Set exercise
Search the records for the word "اجتهاد" and pick out every line that has it.

====

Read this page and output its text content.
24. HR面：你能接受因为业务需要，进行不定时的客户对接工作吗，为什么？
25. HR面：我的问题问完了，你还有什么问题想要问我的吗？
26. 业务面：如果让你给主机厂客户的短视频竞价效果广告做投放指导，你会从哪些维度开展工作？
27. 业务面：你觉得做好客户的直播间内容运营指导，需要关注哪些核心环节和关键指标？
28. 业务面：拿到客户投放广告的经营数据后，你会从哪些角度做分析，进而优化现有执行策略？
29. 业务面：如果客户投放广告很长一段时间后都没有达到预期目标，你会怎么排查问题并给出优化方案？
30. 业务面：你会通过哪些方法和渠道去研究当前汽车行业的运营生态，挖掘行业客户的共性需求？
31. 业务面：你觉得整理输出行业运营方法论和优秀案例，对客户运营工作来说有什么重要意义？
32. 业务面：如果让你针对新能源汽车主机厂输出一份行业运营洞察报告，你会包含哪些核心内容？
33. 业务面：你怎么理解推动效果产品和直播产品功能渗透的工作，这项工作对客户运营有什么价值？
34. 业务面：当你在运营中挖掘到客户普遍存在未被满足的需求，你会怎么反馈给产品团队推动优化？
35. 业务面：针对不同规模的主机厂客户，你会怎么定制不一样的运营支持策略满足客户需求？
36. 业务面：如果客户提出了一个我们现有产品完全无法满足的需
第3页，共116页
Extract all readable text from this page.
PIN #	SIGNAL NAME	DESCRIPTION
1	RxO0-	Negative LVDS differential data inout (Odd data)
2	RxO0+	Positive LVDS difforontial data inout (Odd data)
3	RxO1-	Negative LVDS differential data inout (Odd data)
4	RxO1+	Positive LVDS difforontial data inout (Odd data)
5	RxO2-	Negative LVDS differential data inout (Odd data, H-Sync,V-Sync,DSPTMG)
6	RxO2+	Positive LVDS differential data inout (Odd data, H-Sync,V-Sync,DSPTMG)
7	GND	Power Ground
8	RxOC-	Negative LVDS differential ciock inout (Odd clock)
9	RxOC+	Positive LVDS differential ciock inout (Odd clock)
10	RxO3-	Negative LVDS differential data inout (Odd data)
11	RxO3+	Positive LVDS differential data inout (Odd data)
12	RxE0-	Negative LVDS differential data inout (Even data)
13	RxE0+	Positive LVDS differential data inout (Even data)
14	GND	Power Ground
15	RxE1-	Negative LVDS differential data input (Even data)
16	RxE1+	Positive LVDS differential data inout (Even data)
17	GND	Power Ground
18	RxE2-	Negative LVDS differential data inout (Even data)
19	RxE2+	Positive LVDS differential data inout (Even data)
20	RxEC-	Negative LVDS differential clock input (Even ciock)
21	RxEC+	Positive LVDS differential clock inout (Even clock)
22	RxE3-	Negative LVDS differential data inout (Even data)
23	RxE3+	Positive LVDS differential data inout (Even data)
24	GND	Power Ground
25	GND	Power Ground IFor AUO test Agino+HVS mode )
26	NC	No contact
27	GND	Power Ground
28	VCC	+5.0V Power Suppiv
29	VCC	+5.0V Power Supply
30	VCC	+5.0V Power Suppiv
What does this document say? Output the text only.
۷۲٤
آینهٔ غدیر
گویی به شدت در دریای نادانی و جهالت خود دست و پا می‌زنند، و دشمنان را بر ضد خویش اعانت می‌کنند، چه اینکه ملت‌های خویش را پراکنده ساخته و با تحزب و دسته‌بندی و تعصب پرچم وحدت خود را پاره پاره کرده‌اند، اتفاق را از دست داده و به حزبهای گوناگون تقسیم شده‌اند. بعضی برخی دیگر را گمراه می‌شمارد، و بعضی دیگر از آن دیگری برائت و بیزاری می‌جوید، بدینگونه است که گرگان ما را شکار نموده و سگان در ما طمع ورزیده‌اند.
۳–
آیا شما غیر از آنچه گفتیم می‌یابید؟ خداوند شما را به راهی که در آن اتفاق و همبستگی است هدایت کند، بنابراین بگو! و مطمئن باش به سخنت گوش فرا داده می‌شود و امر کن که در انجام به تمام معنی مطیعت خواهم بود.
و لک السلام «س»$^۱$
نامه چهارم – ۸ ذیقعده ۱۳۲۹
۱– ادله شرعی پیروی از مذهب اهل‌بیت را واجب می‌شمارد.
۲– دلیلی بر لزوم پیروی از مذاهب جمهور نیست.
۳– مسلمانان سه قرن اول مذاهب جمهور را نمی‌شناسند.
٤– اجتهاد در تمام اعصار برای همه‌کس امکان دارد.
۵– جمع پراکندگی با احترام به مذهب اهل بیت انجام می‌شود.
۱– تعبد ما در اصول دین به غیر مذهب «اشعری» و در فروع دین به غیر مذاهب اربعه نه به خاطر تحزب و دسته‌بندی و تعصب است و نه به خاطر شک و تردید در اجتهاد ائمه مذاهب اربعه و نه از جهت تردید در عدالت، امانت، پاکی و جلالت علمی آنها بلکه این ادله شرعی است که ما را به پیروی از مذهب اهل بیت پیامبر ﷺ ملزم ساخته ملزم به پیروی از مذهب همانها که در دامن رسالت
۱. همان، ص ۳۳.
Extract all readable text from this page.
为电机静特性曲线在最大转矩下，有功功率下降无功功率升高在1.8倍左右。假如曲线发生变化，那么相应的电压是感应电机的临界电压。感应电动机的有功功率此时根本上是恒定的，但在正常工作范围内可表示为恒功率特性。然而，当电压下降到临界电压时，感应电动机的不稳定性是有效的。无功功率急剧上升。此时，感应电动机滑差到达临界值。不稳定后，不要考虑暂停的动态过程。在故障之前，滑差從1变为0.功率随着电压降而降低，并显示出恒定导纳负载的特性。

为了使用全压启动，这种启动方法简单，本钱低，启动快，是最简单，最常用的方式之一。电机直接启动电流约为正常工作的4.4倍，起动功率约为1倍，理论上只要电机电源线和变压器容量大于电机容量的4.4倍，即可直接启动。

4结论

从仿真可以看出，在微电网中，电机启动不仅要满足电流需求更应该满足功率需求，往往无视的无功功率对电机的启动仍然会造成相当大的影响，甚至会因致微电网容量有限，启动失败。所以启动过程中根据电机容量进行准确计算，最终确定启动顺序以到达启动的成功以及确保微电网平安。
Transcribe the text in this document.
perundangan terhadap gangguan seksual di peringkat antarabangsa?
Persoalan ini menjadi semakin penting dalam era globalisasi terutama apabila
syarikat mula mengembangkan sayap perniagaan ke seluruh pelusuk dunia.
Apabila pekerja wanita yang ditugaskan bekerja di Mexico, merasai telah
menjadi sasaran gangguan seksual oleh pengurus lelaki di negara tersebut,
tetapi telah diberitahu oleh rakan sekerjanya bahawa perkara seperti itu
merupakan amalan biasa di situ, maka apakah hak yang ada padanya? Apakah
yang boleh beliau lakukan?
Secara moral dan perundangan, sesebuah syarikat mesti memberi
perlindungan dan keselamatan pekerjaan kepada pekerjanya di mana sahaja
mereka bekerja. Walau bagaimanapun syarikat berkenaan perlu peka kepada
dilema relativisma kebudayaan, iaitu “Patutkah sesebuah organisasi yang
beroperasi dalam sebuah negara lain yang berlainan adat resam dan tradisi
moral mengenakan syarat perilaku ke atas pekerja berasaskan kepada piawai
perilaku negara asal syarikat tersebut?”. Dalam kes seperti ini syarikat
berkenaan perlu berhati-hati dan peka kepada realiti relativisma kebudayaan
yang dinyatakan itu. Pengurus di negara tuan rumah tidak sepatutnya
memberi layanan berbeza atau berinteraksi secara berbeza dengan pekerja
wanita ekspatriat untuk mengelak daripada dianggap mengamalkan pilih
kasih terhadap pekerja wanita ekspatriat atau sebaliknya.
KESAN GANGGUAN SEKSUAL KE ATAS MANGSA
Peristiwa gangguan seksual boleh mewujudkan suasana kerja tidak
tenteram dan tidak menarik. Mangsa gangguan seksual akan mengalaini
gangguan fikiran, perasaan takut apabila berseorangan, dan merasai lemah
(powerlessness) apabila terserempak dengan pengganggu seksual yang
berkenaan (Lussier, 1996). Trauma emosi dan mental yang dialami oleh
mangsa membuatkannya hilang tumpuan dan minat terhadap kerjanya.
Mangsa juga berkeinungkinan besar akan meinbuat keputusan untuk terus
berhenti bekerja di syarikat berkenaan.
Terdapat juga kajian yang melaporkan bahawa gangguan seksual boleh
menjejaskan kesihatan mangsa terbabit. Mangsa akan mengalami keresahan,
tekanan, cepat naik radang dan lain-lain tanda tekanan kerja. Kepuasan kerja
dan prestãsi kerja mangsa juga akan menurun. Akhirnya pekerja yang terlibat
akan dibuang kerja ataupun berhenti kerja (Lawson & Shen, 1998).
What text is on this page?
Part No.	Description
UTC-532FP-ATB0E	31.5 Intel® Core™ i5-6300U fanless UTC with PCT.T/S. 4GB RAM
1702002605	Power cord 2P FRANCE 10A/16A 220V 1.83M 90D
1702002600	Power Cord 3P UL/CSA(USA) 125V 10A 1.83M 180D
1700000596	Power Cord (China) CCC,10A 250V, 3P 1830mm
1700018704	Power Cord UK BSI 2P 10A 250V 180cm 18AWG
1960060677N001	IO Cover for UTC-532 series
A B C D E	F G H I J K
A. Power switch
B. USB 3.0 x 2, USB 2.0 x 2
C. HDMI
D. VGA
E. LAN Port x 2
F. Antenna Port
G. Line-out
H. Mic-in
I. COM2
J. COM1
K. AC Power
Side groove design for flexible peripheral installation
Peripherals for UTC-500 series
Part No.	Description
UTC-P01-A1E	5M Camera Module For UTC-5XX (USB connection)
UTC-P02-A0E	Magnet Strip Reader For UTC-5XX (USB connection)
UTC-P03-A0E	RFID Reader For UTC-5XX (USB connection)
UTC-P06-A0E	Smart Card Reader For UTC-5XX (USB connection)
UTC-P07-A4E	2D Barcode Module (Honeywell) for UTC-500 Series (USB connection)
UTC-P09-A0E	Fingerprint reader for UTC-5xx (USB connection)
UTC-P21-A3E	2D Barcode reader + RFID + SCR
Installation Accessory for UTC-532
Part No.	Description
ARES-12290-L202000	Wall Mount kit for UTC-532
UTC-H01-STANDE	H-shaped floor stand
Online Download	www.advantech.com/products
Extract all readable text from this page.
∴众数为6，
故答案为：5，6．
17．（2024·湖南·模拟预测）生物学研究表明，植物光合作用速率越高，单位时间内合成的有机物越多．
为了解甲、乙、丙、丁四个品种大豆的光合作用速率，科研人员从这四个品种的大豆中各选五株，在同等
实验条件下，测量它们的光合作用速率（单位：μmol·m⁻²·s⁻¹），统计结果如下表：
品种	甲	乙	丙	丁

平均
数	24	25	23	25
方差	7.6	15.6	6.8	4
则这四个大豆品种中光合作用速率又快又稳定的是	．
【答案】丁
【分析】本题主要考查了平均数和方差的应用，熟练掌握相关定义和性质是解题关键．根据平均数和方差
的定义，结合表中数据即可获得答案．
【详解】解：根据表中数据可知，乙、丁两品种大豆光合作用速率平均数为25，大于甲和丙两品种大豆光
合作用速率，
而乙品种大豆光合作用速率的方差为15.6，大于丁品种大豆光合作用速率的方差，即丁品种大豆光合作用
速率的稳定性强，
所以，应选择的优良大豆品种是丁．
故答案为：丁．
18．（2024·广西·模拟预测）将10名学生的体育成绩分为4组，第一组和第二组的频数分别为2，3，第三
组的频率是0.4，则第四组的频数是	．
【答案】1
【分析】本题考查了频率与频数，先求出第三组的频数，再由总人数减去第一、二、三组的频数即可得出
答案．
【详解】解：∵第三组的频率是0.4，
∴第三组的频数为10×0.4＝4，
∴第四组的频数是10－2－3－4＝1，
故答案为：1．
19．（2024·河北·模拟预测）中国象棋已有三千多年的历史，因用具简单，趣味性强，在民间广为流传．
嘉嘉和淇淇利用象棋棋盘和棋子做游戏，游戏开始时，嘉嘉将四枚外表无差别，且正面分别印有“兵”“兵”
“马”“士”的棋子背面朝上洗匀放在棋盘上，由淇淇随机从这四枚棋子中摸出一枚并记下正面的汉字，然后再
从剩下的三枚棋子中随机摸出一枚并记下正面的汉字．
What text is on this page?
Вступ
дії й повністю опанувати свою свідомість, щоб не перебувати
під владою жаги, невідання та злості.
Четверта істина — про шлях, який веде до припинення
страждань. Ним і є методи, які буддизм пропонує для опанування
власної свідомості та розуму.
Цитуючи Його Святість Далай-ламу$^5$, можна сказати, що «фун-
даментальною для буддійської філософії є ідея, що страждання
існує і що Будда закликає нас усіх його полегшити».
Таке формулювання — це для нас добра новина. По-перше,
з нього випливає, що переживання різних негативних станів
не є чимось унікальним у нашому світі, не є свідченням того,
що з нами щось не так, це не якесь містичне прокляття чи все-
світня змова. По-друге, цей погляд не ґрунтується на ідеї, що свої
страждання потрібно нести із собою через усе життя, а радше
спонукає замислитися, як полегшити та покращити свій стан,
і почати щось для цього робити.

====

Correct response
٤– اجتهاد در تمام اعصار برای همه‌کس امکان دارد.
۱– تعبد ما در اصول دین به غیر مذهب «اشعری» و در فروع دین به غیر مذاهب اربعه نه به خاطر تحزب و دسته‌بندی و تعصب است و نه به خاطر شک و تردید در اجتهاد ائمه مذاهب اربعه و نه از جهت تردید در عدالت، امانت، پاکی و جلالت علمی آنها بلکه این ادله شرعی است که ما را به پیروی از مذهب اهل بیت پیامبر ﷺ ملزم ساخته ملزم به پیروی از مذهب همانها که در دامن رسالت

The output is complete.